### PROVIDED DATA

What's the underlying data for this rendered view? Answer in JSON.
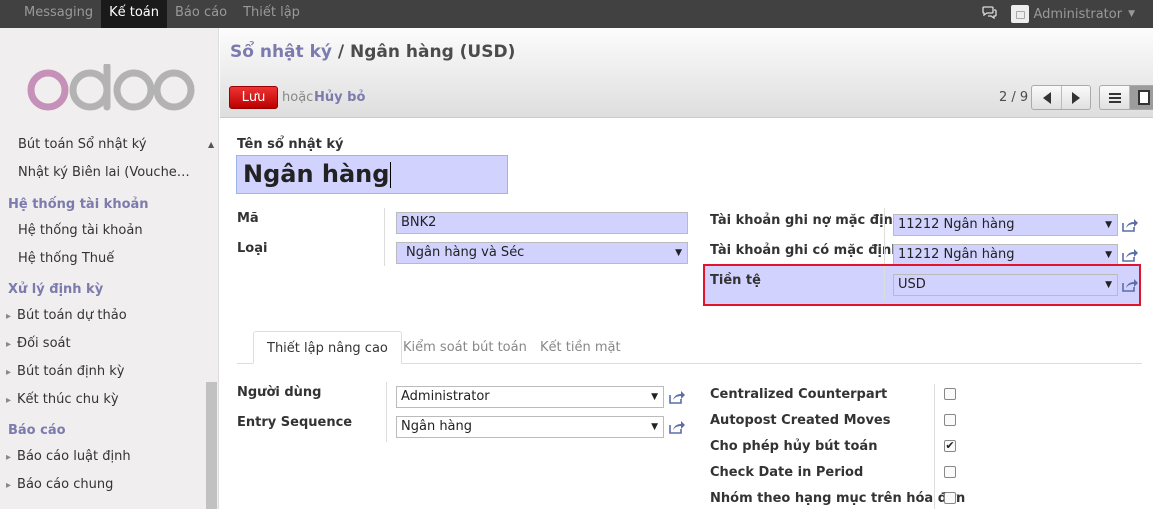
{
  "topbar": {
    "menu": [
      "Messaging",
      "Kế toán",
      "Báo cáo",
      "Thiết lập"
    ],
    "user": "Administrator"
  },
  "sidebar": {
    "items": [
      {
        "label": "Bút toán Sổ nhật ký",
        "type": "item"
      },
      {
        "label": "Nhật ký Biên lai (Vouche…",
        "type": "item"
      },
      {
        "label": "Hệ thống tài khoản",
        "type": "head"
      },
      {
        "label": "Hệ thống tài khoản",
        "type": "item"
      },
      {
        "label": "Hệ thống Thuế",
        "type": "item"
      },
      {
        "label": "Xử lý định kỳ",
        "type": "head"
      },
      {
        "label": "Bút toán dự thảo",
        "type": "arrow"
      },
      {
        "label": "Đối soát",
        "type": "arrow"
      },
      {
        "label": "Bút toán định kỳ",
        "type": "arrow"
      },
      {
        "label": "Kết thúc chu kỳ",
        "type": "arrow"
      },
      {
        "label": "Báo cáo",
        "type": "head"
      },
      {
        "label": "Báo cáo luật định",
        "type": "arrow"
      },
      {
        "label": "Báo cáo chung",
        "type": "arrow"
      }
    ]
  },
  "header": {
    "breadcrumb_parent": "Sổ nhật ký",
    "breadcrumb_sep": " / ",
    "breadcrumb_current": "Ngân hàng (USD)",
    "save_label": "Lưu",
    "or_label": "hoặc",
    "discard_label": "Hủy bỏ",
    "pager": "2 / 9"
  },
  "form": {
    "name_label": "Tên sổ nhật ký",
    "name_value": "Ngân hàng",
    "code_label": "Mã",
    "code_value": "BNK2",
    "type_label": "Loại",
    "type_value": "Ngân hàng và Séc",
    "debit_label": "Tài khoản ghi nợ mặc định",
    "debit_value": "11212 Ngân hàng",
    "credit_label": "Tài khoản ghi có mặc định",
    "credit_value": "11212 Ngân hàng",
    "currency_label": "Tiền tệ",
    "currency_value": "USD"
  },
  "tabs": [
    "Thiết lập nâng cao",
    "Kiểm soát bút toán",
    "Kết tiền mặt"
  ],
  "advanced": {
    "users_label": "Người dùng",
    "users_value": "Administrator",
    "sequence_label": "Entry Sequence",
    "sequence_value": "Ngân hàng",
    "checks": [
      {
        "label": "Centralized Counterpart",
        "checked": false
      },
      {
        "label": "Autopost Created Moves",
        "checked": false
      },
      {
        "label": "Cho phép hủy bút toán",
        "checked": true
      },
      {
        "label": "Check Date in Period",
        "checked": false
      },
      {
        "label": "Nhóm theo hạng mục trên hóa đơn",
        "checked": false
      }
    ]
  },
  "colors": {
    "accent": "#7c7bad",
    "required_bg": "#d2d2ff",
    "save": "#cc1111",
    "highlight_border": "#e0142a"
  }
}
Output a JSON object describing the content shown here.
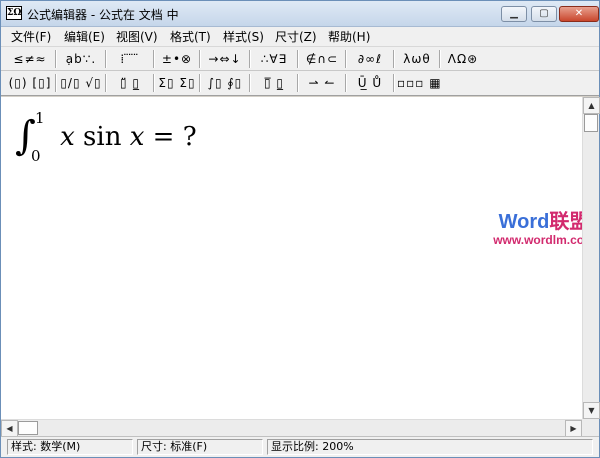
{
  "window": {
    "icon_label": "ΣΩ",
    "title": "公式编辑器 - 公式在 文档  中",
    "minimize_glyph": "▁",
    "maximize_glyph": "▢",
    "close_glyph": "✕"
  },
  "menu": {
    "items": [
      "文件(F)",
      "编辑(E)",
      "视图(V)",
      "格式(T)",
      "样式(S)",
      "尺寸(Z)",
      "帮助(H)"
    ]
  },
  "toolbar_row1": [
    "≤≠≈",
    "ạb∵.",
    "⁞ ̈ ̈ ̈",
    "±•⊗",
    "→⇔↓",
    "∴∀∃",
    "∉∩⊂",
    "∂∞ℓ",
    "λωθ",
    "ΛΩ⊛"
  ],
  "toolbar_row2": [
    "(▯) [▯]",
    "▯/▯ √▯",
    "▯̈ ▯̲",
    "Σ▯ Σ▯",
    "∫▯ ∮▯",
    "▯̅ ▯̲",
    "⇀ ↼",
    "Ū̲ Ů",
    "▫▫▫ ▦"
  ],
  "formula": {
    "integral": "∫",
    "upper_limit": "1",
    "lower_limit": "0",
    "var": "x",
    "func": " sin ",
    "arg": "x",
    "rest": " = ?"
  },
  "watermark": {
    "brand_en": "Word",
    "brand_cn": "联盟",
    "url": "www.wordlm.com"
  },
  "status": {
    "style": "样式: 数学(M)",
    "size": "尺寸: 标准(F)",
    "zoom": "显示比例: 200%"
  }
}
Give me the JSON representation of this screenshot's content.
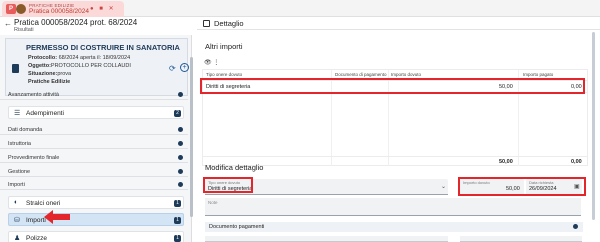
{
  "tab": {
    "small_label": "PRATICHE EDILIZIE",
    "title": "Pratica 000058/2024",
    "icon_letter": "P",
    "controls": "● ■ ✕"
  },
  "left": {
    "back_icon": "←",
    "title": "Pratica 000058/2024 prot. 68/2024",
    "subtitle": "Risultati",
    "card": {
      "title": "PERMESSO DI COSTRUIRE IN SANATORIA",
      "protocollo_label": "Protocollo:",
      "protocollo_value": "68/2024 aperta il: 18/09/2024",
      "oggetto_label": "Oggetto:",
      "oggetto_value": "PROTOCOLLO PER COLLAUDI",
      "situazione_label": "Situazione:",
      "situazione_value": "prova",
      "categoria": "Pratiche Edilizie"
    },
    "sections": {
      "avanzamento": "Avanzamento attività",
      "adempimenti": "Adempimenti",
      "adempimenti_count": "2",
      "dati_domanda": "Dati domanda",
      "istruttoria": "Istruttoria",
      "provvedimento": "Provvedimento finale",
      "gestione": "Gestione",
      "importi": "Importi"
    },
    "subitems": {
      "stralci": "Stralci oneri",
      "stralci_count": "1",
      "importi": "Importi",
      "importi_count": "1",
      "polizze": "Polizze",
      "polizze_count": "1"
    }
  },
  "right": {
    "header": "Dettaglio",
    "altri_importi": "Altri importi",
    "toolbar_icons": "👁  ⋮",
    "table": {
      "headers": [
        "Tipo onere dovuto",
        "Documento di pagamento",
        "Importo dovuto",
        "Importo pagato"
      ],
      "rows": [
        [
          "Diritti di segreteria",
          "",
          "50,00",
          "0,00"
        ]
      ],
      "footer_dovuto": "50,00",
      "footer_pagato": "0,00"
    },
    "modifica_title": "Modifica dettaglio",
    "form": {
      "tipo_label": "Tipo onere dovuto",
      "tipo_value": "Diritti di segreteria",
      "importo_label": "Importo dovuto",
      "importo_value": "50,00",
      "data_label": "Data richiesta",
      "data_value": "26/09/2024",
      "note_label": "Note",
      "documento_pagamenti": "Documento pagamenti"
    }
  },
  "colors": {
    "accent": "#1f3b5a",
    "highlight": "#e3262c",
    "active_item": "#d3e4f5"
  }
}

######

EXERCISE DIRECTIONS =>
Copy out every line of the listing that includes the string "Diritti".

FULL RESPONSE =>
          "Diritti di segreteria",
      "tipo_value": "Diritti di segreteria",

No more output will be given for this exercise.